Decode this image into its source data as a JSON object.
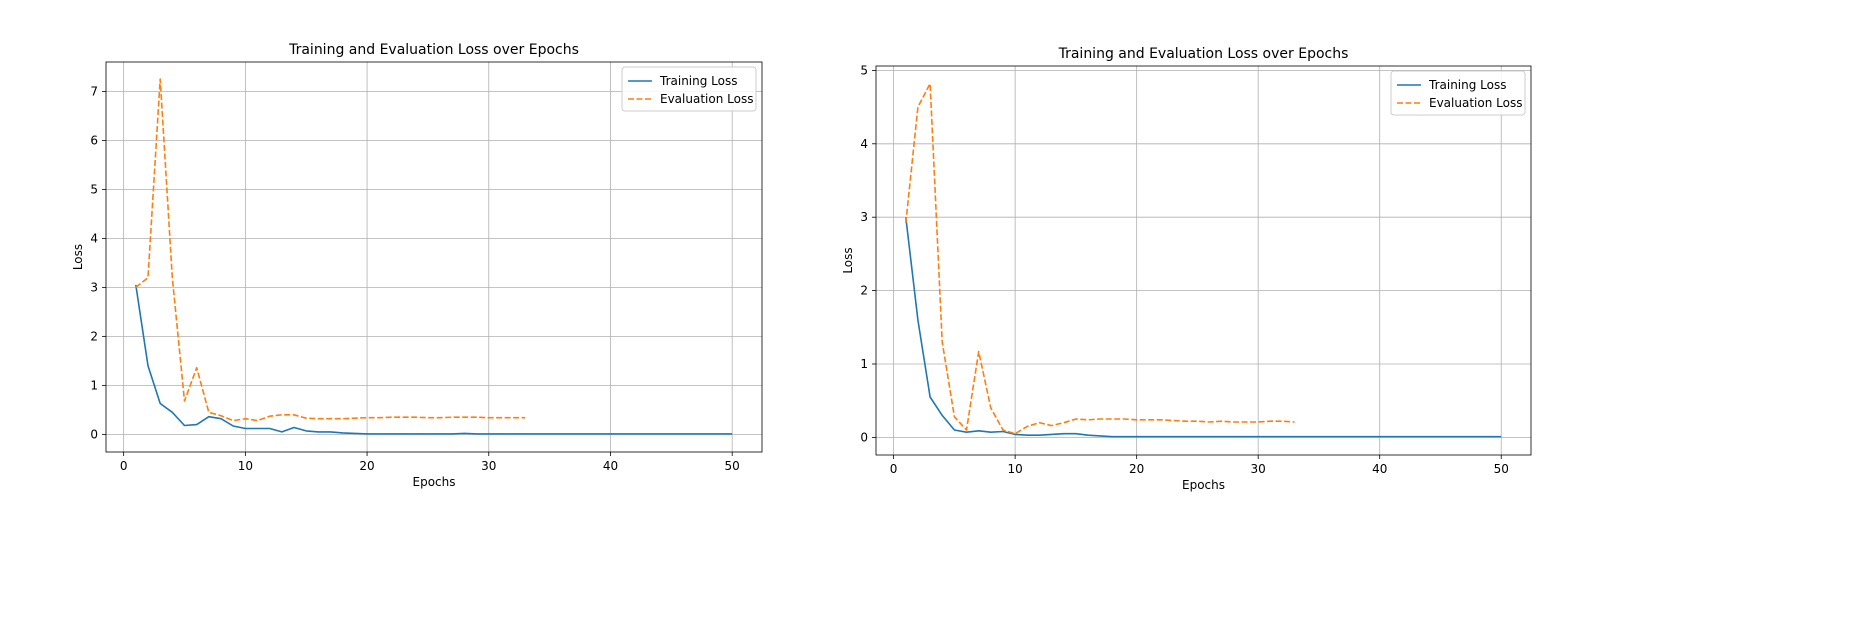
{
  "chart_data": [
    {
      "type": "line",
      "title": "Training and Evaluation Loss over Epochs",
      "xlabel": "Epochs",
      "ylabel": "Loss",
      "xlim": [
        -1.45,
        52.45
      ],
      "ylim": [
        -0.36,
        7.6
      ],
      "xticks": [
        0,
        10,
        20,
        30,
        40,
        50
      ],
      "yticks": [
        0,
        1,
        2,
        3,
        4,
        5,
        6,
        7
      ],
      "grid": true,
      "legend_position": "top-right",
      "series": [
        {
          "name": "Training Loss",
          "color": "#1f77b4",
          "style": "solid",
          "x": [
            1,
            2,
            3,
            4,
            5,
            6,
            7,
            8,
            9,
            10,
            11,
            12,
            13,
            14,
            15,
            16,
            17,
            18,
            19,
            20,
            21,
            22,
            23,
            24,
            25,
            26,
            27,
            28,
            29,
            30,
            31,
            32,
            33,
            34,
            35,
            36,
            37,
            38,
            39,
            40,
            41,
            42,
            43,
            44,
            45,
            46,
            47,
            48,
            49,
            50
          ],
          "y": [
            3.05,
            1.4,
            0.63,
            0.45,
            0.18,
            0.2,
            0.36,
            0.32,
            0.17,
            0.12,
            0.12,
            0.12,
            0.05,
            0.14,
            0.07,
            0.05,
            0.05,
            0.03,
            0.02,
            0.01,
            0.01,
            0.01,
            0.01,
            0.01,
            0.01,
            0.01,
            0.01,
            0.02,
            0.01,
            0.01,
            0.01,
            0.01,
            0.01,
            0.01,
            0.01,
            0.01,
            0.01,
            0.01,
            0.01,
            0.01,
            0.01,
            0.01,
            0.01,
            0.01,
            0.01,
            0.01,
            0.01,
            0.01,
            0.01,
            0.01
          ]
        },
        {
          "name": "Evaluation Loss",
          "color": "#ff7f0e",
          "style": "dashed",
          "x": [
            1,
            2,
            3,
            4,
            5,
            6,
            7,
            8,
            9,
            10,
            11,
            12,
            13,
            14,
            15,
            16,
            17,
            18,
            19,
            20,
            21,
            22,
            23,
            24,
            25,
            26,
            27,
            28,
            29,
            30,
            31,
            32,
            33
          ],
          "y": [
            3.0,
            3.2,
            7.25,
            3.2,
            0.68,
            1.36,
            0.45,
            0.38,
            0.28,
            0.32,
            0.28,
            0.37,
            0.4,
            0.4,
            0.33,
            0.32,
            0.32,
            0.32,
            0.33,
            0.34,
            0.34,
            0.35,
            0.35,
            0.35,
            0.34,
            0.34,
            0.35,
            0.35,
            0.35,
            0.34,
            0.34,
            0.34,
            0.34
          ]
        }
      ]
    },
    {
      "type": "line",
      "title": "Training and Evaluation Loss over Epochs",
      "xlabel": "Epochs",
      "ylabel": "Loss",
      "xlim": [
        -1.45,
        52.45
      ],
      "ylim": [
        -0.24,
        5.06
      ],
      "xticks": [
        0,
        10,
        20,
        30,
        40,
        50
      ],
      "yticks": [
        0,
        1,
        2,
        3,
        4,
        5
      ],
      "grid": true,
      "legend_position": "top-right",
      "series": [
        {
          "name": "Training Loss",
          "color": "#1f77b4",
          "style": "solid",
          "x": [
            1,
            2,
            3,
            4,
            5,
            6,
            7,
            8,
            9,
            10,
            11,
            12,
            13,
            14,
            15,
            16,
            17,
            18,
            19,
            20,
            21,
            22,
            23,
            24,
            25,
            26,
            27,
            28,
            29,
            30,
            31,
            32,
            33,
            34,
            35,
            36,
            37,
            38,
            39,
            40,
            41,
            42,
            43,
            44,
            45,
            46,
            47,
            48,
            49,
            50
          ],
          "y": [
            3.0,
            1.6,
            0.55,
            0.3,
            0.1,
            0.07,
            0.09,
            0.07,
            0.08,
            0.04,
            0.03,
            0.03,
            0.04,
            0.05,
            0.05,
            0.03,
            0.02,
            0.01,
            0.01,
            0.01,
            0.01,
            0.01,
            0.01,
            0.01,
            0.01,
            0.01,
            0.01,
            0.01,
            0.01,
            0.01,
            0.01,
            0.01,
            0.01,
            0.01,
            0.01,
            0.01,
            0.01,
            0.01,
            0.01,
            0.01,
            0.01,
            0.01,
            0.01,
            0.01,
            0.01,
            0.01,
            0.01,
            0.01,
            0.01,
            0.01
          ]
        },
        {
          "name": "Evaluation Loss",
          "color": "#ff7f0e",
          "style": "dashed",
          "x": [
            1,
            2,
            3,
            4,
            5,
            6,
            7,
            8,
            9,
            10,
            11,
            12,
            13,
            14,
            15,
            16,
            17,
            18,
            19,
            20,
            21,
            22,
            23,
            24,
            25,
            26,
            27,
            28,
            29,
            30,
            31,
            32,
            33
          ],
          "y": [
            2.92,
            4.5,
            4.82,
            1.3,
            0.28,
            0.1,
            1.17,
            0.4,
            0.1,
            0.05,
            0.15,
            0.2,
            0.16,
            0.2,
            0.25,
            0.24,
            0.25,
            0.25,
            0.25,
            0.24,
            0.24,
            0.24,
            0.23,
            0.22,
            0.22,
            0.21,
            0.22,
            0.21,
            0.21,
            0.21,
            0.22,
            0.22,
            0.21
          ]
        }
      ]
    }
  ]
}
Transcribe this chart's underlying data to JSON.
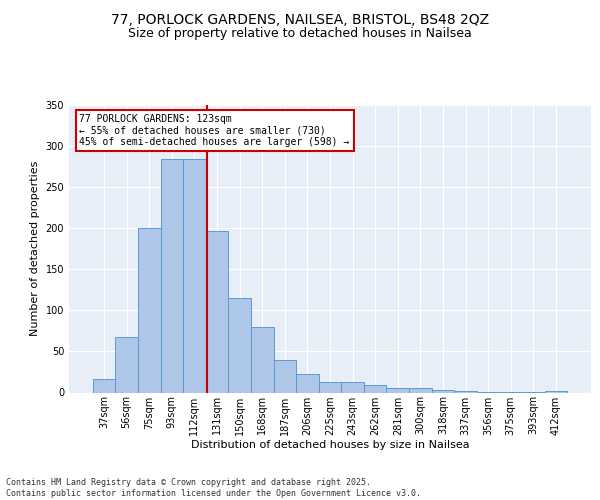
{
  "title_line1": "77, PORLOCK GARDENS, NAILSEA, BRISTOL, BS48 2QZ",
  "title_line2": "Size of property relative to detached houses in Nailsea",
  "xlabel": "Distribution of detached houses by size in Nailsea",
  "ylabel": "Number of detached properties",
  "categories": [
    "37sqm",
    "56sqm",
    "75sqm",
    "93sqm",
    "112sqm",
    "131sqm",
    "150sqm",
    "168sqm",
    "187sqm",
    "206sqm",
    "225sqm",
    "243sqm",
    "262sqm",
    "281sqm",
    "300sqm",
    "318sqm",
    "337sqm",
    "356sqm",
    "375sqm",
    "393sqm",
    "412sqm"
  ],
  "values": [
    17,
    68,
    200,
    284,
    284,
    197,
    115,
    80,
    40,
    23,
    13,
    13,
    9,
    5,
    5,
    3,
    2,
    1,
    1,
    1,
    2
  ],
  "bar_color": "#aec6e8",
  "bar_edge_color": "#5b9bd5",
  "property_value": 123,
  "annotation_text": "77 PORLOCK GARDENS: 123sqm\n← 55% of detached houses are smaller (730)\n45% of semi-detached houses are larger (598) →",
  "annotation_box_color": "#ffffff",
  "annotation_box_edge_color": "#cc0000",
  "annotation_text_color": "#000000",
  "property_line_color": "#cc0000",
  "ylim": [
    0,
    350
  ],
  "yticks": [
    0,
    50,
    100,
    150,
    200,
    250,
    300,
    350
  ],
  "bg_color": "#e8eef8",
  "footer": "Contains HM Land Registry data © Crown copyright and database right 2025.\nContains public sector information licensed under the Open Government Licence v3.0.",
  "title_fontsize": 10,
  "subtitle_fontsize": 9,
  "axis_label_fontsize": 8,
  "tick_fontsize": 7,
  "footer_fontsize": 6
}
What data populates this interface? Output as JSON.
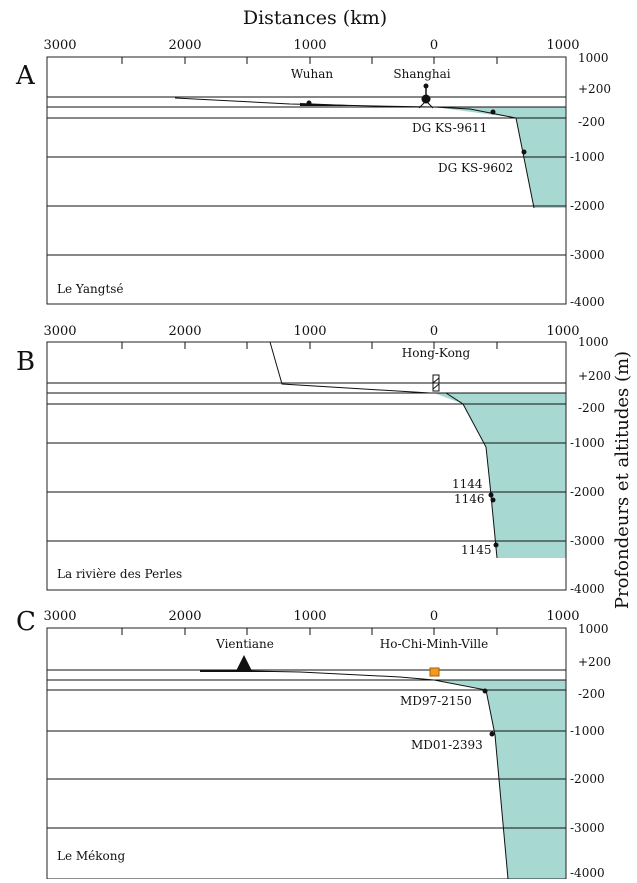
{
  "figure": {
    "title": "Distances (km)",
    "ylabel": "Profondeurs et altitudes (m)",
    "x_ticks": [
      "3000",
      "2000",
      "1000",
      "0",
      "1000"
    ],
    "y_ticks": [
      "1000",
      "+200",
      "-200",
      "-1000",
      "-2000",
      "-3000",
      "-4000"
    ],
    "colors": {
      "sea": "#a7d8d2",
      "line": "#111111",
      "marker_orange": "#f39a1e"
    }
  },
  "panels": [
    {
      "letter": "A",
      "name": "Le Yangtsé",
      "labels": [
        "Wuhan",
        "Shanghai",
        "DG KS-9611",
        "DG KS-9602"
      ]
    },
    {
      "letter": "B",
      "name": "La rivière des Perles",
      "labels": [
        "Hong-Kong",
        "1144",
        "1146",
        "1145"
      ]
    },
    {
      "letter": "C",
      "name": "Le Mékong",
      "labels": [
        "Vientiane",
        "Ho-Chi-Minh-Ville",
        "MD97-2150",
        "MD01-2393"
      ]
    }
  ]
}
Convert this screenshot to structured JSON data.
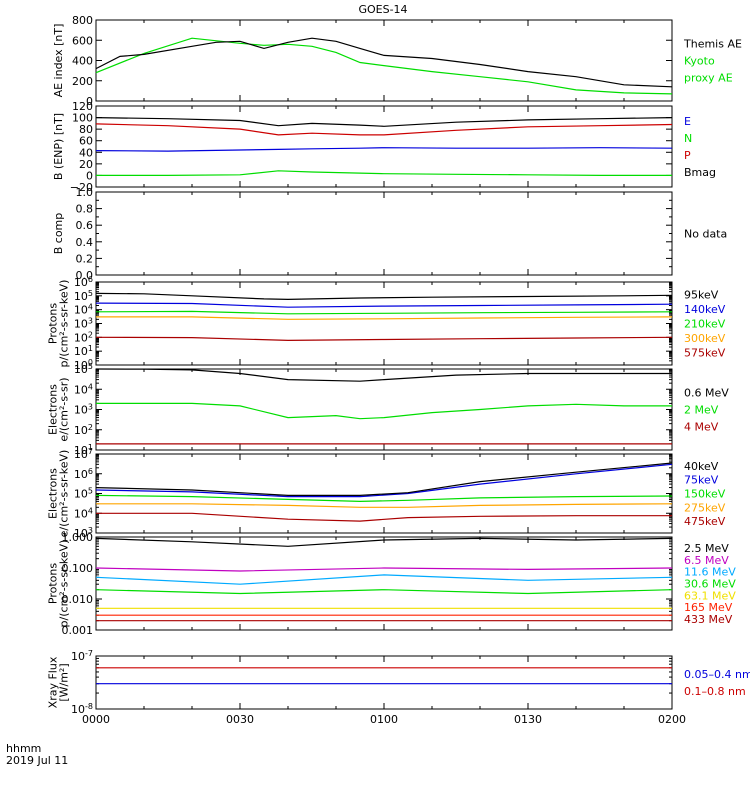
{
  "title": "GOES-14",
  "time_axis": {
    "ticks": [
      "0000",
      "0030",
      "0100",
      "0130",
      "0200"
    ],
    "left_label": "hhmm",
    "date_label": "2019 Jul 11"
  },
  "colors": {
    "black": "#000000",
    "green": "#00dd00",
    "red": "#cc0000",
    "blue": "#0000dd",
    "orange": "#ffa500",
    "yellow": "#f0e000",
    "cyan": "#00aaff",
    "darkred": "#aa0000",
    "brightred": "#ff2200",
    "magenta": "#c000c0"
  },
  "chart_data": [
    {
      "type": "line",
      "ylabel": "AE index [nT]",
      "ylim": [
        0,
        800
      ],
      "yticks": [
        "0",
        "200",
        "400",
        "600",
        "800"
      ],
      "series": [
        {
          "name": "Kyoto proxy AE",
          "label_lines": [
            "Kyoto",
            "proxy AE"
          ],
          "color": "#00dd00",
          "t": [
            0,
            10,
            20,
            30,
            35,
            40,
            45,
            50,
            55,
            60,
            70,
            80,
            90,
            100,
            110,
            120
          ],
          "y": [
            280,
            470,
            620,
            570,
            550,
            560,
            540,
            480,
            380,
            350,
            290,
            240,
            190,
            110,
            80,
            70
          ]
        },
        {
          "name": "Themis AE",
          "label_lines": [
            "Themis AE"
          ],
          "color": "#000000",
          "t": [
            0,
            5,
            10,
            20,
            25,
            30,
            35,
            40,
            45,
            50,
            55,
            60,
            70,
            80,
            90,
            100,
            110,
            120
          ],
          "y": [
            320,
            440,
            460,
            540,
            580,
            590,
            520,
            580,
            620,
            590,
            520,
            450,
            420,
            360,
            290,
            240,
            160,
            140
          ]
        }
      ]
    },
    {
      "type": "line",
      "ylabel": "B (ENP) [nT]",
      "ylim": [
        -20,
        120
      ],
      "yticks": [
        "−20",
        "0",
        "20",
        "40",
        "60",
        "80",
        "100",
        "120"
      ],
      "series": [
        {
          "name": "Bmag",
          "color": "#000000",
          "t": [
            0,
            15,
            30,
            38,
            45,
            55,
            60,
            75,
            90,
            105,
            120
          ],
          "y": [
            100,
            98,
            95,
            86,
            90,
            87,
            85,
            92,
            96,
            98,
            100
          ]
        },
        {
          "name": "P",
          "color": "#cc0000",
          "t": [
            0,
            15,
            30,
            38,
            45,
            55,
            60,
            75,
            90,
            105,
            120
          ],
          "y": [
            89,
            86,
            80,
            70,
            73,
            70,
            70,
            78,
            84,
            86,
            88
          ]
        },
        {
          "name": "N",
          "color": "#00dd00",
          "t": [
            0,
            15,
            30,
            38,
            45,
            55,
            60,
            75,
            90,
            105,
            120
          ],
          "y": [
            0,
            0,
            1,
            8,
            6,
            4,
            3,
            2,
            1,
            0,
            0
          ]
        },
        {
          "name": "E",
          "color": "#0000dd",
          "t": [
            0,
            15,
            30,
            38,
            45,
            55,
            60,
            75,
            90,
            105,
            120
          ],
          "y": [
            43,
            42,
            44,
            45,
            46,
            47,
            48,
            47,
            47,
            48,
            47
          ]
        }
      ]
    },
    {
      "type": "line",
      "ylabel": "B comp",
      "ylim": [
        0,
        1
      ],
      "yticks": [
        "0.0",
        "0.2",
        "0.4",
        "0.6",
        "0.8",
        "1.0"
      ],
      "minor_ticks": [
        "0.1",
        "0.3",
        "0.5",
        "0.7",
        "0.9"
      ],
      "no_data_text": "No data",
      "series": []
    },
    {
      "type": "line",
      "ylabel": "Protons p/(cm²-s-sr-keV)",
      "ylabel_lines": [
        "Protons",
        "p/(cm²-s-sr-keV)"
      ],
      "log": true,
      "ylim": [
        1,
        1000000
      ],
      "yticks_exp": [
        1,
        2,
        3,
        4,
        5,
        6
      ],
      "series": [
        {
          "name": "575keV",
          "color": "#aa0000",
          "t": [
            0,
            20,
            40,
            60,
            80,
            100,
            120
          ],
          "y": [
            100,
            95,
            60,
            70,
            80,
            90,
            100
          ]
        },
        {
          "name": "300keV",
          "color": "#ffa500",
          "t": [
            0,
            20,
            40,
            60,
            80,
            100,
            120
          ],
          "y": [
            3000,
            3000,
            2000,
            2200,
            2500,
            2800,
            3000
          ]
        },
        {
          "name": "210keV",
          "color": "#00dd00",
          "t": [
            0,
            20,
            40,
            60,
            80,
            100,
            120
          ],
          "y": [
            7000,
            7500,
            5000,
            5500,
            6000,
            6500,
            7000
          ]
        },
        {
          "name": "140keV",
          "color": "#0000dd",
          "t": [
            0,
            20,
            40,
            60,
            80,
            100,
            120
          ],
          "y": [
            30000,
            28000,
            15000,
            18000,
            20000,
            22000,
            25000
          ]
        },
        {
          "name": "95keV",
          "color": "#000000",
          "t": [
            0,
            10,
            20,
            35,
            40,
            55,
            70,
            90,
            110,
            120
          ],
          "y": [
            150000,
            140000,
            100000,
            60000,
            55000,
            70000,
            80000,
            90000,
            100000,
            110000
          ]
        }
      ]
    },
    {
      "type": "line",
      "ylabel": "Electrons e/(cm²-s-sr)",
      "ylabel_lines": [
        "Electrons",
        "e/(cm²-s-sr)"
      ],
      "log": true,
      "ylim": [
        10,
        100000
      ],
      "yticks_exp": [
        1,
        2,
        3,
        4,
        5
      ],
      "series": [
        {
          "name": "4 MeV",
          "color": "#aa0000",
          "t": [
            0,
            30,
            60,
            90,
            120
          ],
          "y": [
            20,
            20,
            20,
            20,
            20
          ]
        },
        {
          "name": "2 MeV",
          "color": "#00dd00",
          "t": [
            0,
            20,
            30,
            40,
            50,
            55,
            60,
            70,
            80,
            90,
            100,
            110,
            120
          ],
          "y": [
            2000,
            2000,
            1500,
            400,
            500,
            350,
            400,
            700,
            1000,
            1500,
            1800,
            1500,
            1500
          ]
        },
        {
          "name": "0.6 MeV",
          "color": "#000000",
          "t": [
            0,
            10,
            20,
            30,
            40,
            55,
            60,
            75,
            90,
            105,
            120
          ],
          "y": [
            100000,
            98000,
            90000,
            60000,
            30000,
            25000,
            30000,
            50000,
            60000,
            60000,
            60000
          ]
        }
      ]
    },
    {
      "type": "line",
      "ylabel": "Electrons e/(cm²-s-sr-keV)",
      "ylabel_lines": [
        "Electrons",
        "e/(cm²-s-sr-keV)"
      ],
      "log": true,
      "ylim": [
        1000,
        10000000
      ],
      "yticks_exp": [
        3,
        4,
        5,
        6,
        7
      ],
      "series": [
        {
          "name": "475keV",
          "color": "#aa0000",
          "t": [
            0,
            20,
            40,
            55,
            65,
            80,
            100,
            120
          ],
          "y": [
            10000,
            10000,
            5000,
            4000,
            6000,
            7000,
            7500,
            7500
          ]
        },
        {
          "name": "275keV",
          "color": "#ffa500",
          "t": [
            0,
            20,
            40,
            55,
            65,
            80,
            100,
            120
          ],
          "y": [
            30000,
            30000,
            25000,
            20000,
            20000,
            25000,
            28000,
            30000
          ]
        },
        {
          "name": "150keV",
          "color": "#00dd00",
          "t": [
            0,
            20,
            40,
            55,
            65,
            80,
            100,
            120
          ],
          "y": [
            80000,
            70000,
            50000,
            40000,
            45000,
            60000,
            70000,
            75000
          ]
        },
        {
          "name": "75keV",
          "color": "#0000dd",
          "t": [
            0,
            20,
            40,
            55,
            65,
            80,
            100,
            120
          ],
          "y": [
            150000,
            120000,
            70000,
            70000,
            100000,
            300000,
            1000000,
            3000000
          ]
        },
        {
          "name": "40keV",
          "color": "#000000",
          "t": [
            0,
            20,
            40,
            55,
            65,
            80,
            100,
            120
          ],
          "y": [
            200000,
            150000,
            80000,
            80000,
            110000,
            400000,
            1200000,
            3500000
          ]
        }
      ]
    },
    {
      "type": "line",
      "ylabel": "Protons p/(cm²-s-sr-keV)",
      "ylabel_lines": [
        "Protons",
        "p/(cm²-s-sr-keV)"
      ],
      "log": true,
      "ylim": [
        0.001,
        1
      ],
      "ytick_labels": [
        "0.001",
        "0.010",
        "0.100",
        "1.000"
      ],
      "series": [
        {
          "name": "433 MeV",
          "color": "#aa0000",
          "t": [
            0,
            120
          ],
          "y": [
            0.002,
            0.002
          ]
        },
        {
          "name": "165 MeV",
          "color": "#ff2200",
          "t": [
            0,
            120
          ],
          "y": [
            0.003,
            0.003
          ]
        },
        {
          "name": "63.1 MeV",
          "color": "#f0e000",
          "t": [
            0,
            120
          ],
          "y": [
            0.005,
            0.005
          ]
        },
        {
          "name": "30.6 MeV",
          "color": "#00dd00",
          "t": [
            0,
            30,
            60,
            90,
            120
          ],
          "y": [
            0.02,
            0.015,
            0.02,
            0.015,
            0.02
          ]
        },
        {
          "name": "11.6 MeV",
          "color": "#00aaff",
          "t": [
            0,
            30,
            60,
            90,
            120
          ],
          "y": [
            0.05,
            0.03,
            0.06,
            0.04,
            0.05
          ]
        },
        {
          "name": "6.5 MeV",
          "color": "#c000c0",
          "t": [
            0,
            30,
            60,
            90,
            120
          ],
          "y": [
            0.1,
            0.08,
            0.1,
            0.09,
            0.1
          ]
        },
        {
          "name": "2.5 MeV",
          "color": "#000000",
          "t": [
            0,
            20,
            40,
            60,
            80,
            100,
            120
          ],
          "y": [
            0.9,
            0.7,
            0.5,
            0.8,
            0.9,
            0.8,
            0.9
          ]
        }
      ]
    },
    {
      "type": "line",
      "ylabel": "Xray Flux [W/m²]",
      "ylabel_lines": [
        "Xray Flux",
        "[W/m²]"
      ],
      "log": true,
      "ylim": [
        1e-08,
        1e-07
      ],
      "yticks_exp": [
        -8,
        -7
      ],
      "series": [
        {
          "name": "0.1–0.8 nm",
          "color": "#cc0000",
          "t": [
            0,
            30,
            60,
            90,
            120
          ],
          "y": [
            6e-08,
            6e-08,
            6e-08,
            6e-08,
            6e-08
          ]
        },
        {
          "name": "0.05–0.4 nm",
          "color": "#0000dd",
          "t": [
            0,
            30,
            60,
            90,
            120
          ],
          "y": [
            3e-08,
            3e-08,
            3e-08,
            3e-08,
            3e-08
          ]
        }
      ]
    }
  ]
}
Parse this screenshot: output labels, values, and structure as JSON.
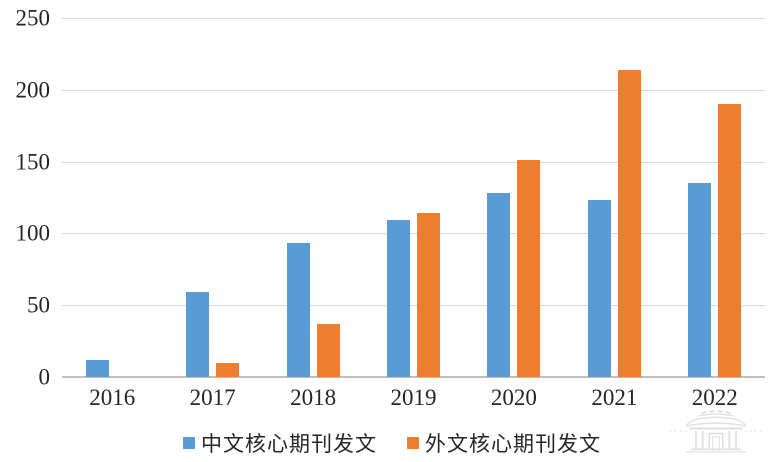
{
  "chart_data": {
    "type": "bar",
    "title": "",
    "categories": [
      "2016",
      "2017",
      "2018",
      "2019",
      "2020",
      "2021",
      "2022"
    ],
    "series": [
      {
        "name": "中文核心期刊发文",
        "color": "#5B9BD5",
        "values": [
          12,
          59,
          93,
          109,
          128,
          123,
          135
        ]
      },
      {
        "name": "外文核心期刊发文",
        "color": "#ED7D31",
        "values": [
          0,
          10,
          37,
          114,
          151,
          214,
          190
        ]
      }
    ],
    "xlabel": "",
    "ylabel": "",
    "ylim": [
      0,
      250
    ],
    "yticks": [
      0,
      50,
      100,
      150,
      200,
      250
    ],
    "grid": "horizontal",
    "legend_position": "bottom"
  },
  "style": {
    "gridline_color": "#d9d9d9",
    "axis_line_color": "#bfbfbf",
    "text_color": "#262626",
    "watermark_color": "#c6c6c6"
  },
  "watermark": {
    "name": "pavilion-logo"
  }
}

• _Directions_: Copy down every line of the entries containing the word "xlabel".

• _Response_:
      "xlabel": "Epochs",
      "xlabel": "Epochs",
  "xlabel": "Distribution of detached houses by size in Nailsea",
    "xlabel": "",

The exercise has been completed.